* START EXTRACTED MATERIAL *
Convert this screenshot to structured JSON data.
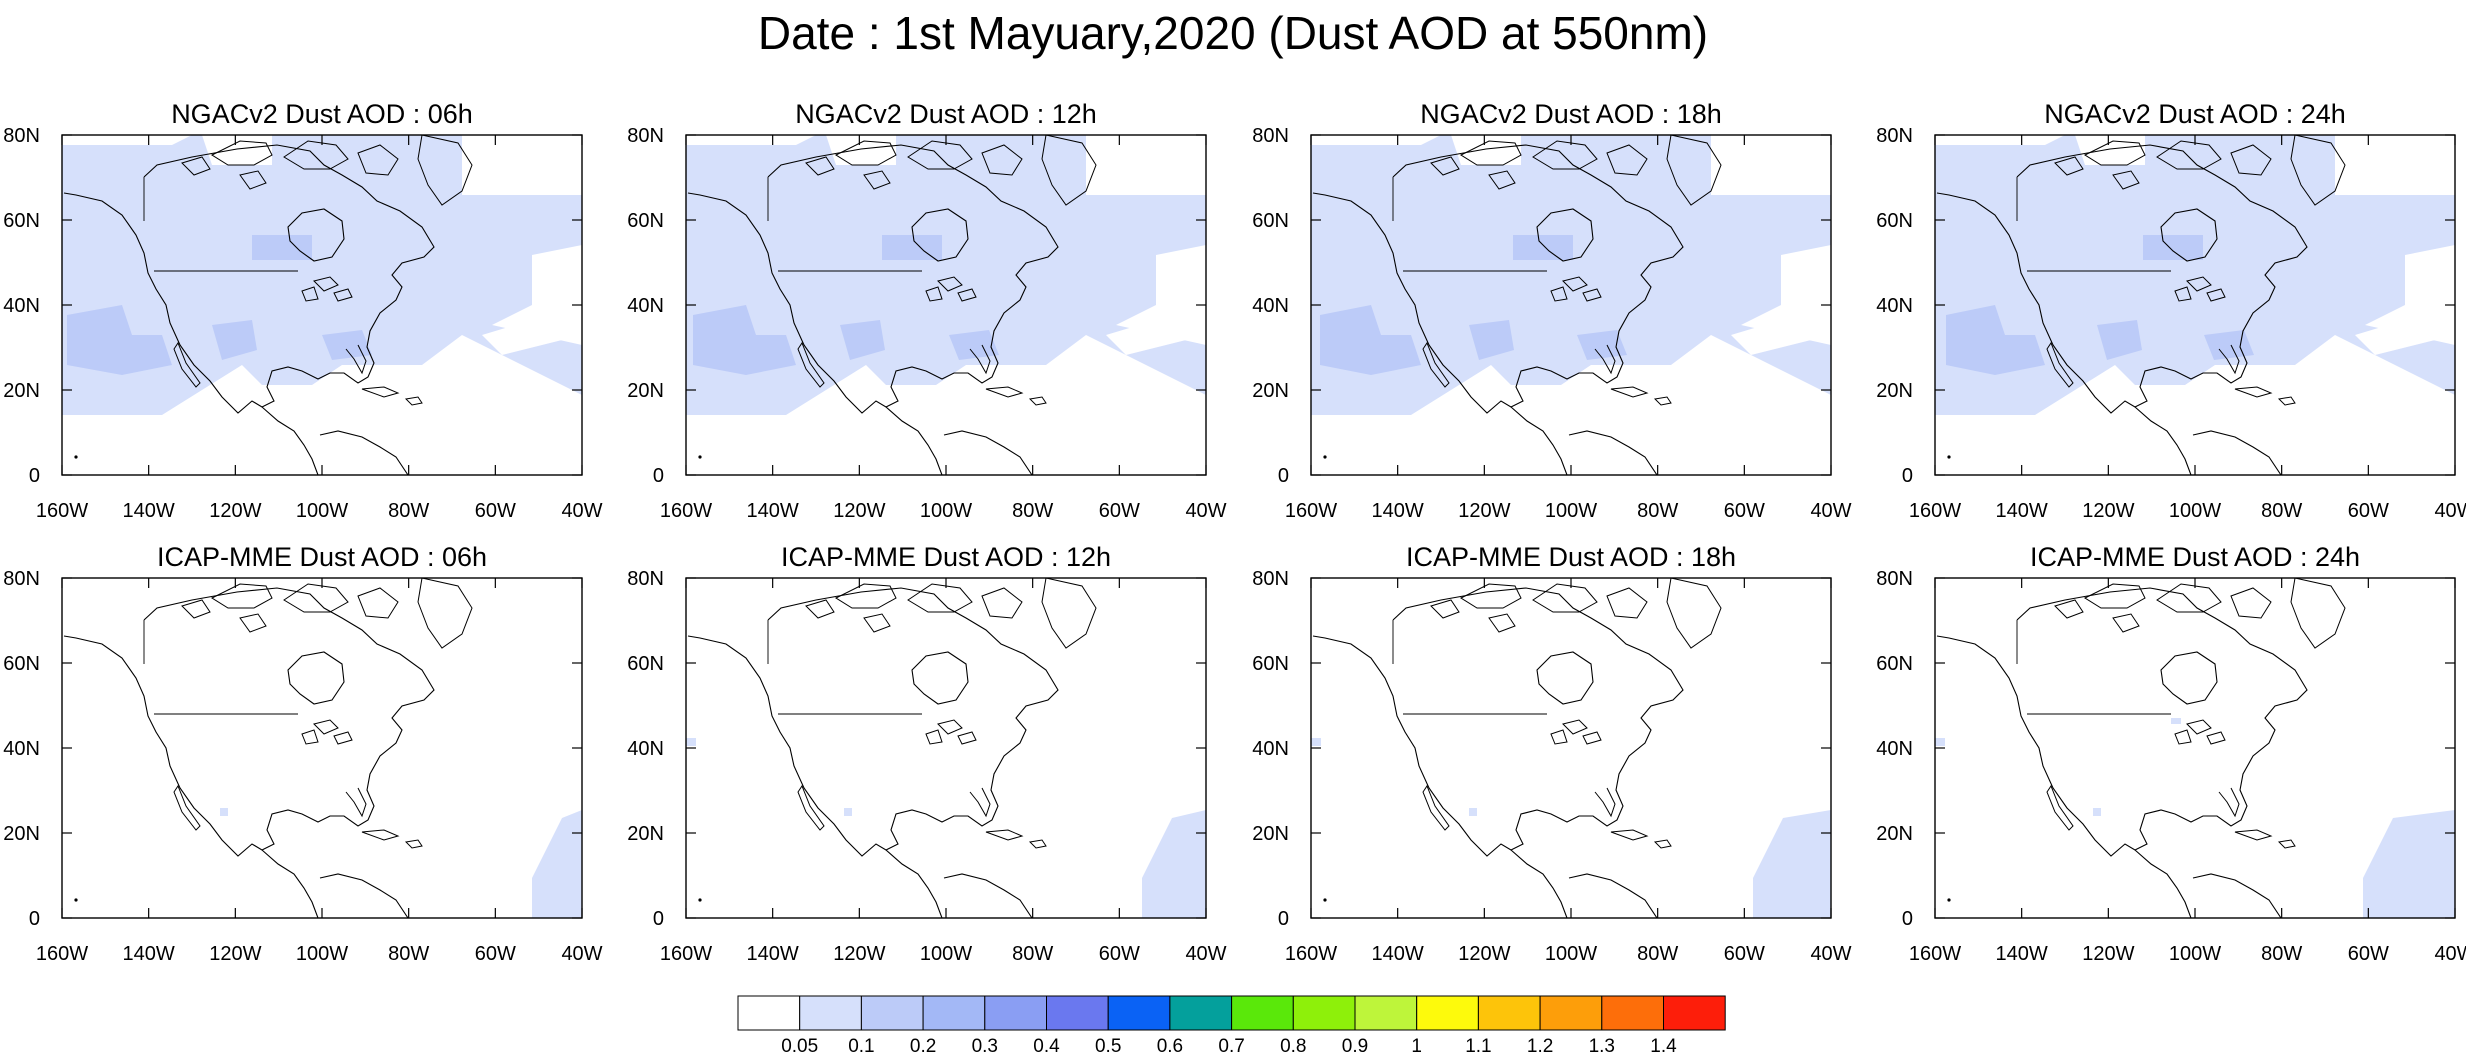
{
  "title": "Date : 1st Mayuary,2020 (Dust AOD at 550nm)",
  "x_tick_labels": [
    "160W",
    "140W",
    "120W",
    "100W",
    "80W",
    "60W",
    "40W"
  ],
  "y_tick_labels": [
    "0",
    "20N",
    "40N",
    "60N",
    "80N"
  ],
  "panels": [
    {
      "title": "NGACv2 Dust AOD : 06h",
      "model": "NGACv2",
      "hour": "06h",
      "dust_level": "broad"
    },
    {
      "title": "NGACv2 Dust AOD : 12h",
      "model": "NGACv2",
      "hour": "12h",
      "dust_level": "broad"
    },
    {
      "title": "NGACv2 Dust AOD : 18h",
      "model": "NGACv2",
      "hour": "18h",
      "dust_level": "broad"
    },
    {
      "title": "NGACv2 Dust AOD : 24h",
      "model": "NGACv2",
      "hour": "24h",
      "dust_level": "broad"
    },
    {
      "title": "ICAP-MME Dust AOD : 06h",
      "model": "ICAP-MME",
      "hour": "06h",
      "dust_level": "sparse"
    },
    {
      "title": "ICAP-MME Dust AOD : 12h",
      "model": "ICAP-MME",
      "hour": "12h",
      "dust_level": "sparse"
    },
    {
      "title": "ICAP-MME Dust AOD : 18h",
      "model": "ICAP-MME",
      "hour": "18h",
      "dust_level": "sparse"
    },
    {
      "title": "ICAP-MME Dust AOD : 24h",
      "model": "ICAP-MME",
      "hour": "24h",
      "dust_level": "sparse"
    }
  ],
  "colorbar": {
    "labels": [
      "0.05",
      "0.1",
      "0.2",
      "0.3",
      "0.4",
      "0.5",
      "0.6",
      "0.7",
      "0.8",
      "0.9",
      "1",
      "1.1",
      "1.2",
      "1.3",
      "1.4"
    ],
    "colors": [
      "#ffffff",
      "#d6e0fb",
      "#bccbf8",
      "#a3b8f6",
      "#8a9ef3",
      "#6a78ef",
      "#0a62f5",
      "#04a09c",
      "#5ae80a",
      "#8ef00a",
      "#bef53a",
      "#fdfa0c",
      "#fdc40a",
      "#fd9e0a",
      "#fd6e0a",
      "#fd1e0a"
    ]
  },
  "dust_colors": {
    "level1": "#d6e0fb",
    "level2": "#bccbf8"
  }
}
* END EXTRACTED MATERIAL *
--- WHAT TO PRODUCE ---
Repeat the material above verbatim, with no pictures in the output.

--- EXERCISE RESULT ---
Convert this screenshot to structured JSON data.
{
  "title": "Date : 1st Mayuary,2020 (Dust AOD at 550nm)",
  "x_tick_labels": [
    "160W",
    "140W",
    "120W",
    "100W",
    "80W",
    "60W",
    "40W"
  ],
  "y_tick_labels": [
    "0",
    "20N",
    "40N",
    "60N",
    "80N"
  ],
  "panels": [
    {
      "title": "NGACv2 Dust AOD : 06h",
      "model": "NGACv2",
      "hour": "06h",
      "dust_level": "broad"
    },
    {
      "title": "NGACv2 Dust AOD : 12h",
      "model": "NGACv2",
      "hour": "12h",
      "dust_level": "broad"
    },
    {
      "title": "NGACv2 Dust AOD : 18h",
      "model": "NGACv2",
      "hour": "18h",
      "dust_level": "broad"
    },
    {
      "title": "NGACv2 Dust AOD : 24h",
      "model": "NGACv2",
      "hour": "24h",
      "dust_level": "broad"
    },
    {
      "title": "ICAP-MME Dust AOD : 06h",
      "model": "ICAP-MME",
      "hour": "06h",
      "dust_level": "sparse"
    },
    {
      "title": "ICAP-MME Dust AOD : 12h",
      "model": "ICAP-MME",
      "hour": "12h",
      "dust_level": "sparse"
    },
    {
      "title": "ICAP-MME Dust AOD : 18h",
      "model": "ICAP-MME",
      "hour": "18h",
      "dust_level": "sparse"
    },
    {
      "title": "ICAP-MME Dust AOD : 24h",
      "model": "ICAP-MME",
      "hour": "24h",
      "dust_level": "sparse"
    }
  ],
  "colorbar": {
    "labels": [
      "0.05",
      "0.1",
      "0.2",
      "0.3",
      "0.4",
      "0.5",
      "0.6",
      "0.7",
      "0.8",
      "0.9",
      "1",
      "1.1",
      "1.2",
      "1.3",
      "1.4"
    ],
    "colors": [
      "#ffffff",
      "#d6e0fb",
      "#bccbf8",
      "#a3b8f6",
      "#8a9ef3",
      "#6a78ef",
      "#0a62f5",
      "#04a09c",
      "#5ae80a",
      "#8ef00a",
      "#bef53a",
      "#fdfa0c",
      "#fdc40a",
      "#fd9e0a",
      "#fd6e0a",
      "#fd1e0a"
    ]
  },
  "dust_colors": {
    "level1": "#d6e0fb",
    "level2": "#bccbf8"
  }
}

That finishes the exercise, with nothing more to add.